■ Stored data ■
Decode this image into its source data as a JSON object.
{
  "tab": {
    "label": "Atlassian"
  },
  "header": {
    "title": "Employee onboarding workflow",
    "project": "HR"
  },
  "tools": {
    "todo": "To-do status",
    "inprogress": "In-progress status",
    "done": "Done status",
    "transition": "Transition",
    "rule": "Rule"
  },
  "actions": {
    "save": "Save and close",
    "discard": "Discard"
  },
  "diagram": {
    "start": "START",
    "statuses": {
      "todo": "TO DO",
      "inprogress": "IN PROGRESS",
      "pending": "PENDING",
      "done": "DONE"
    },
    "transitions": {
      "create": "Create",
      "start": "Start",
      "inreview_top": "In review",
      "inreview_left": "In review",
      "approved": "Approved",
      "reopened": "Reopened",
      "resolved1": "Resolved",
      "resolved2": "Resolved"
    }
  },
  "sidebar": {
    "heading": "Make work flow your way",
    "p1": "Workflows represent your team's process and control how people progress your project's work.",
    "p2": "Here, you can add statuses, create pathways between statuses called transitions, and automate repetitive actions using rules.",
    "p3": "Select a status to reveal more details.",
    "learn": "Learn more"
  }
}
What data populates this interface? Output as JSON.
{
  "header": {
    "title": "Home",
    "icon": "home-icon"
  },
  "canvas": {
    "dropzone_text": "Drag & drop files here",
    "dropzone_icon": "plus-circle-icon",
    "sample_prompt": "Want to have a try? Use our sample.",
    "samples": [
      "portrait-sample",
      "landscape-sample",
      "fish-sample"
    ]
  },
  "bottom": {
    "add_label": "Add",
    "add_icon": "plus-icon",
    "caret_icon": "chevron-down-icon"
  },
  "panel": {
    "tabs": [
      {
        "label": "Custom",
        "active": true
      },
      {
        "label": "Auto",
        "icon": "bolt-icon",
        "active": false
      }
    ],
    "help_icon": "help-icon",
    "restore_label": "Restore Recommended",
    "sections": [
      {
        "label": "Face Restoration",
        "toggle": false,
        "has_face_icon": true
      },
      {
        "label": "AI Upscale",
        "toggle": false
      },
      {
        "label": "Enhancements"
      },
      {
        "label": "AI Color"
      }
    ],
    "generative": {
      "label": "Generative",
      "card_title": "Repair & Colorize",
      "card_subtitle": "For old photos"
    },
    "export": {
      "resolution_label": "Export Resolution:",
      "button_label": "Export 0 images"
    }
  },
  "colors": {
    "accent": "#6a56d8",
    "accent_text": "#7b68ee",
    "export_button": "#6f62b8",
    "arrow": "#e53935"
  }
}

■ Your objective ■
Copy each record from above without leaving any out.

■ Response ■
Decode this image into its source data as a JSON object.
{
  "tab": {
    "label": "Atlassian"
  },
  "header": {
    "title": "Employee onboarding workflow",
    "project": "HR"
  },
  "tools": {
    "todo": "To-do status",
    "inprogress": "In-progress status",
    "done": "Done status",
    "transition": "Transition",
    "rule": "Rule"
  },
  "actions": {
    "save": "Save and close",
    "discard": "Discard"
  },
  "diagram": {
    "start": "START",
    "statuses": {
      "todo": "TO DO",
      "inprogress": "IN PROGRESS",
      "pending": "PENDING",
      "done": "DONE"
    },
    "transitions": {
      "create": "Create",
      "start": "Start",
      "inreview_top": "In review",
      "inreview_left": "In review",
      "approved": "Approved",
      "reopened": "Reopened",
      "resolved1": "Resolved",
      "resolved2": "Resolved"
    }
  },
  "sidebar": {
    "heading": "Make work flow your way",
    "p1": "Workflows represent your team's process and control how people progress your project's work.",
    "p2": "Here, you can add statuses, create pathways between statuses called transitions, and automate repetitive actions using rules.",
    "p3": "Select a status to reveal more details.",
    "learn": "Learn more"
  }
}
What data populates this interface? Output as JSON.
{
  "header": {
    "title": "Home",
    "icon": "home-icon"
  },
  "canvas": {
    "dropzone_text": "Drag & drop files here",
    "dropzone_icon": "plus-circle-icon",
    "sample_prompt": "Want to have a try? Use our sample.",
    "samples": [
      "portrait-sample",
      "landscape-sample",
      "fish-sample"
    ]
  },
  "bottom": {
    "add_label": "Add",
    "add_icon": "plus-icon",
    "caret_icon": "chevron-down-icon"
  },
  "panel": {
    "tabs": [
      {
        "label": "Custom",
        "active": true
      },
      {
        "label": "Auto",
        "icon": "bolt-icon",
        "active": false
      }
    ],
    "help_icon": "help-icon",
    "restore_label": "Restore Recommended",
    "sections": [
      {
        "label": "Face Restoration",
        "toggle": false,
        "has_face_icon": true
      },
      {
        "label": "AI Upscale",
        "toggle": false
      },
      {
        "label": "Enhancements"
      },
      {
        "label": "AI Color"
      }
    ],
    "generative": {
      "label": "Generative",
      "card_title": "Repair & Colorize",
      "card_subtitle": "For old photos"
    },
    "export": {
      "resolution_label": "Export Resolution:",
      "button_label": "Export 0 images"
    }
  },
  "colors": {
    "accent": "#6a56d8",
    "accent_text": "#7b68ee",
    "export_button": "#6f62b8",
    "arrow": "#e53935"
  }
}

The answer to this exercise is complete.